WHAT IS NEEDED >>
Swap "Point" for "Marker" in everything from the line containing "Point [111,423,134,437]" down to the line containing "Point [115,508,138,522]". Return only those lines, with nothing else altered.

◆ ◆ ◆ ◆ ◆

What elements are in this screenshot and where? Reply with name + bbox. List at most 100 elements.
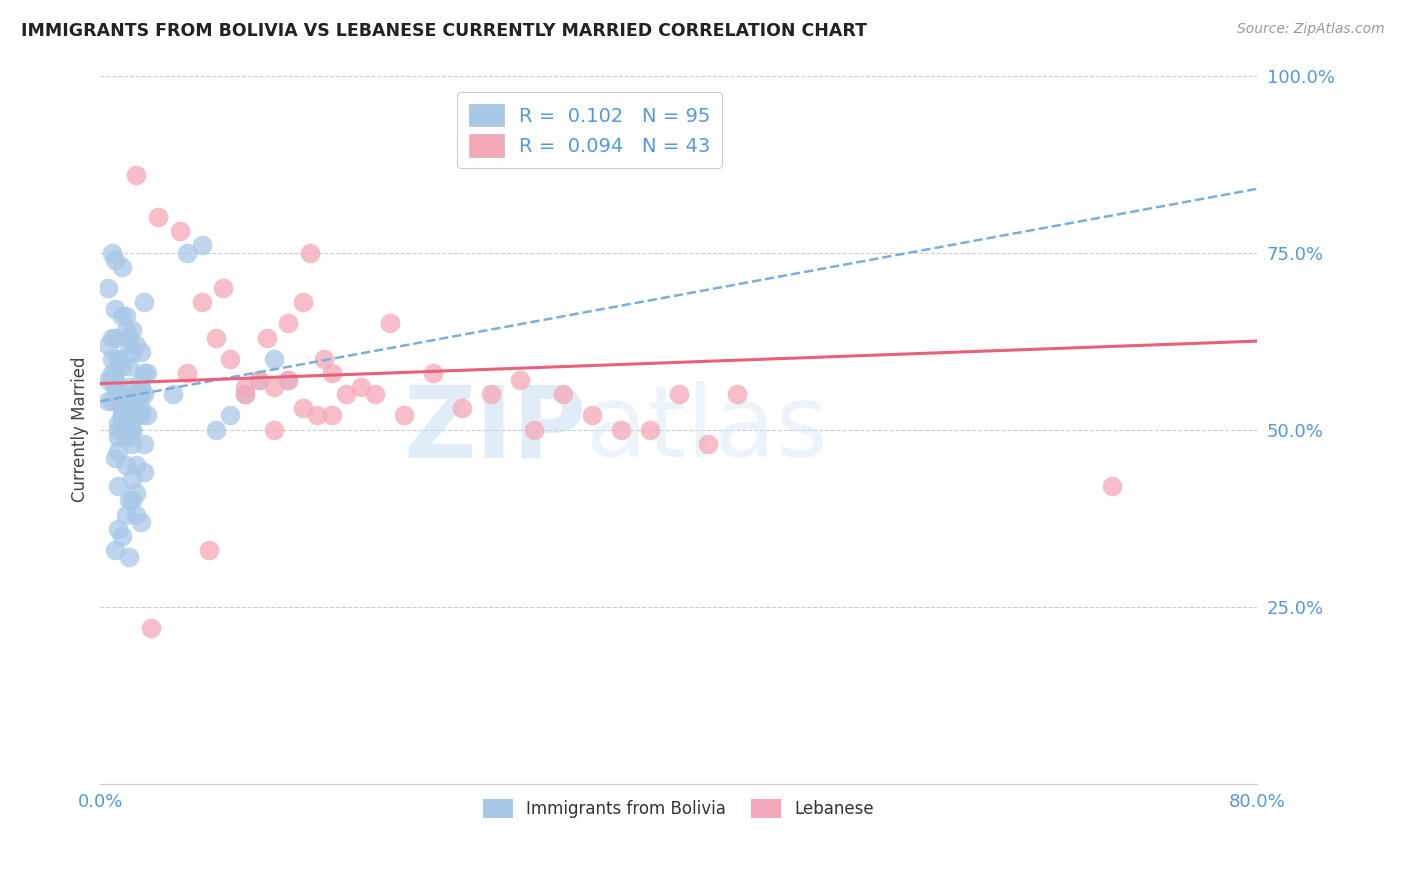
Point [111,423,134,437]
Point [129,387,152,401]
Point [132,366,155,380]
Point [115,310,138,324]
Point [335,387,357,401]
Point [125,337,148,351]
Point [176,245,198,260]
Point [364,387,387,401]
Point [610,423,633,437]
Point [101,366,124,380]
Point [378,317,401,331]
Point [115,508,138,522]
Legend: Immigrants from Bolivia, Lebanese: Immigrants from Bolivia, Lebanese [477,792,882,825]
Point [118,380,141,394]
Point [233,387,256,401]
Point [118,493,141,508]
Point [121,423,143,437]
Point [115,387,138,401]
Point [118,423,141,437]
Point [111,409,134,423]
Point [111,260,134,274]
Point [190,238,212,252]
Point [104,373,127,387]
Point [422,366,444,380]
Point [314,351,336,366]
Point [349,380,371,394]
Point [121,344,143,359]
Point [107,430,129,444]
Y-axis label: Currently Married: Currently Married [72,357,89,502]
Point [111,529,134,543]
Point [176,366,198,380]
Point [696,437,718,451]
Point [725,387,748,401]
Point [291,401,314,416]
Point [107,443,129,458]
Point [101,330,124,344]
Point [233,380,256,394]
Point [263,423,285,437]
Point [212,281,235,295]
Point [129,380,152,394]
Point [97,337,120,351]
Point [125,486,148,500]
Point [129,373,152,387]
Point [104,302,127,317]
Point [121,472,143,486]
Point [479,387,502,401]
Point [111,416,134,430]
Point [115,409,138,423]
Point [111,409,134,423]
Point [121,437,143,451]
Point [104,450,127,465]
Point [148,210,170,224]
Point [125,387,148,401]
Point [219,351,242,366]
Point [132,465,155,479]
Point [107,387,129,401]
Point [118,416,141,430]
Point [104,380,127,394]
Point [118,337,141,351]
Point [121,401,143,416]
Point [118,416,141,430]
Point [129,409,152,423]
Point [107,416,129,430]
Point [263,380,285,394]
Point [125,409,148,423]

◆ ◆ ◆ ◆ ◆

RESPONSE FOR THIS EXERCISE >>
Marker [111,423,134,437]
Marker [129,387,152,401]
Marker [132,366,155,380]
Marker [115,310,138,324]
Marker [335,387,357,401]
Marker [125,337,148,351]
Marker [176,245,198,260]
Marker [364,387,387,401]
Marker [610,423,633,437]
Marker [101,366,124,380]
Marker [378,317,401,331]
Marker [115,508,138,522]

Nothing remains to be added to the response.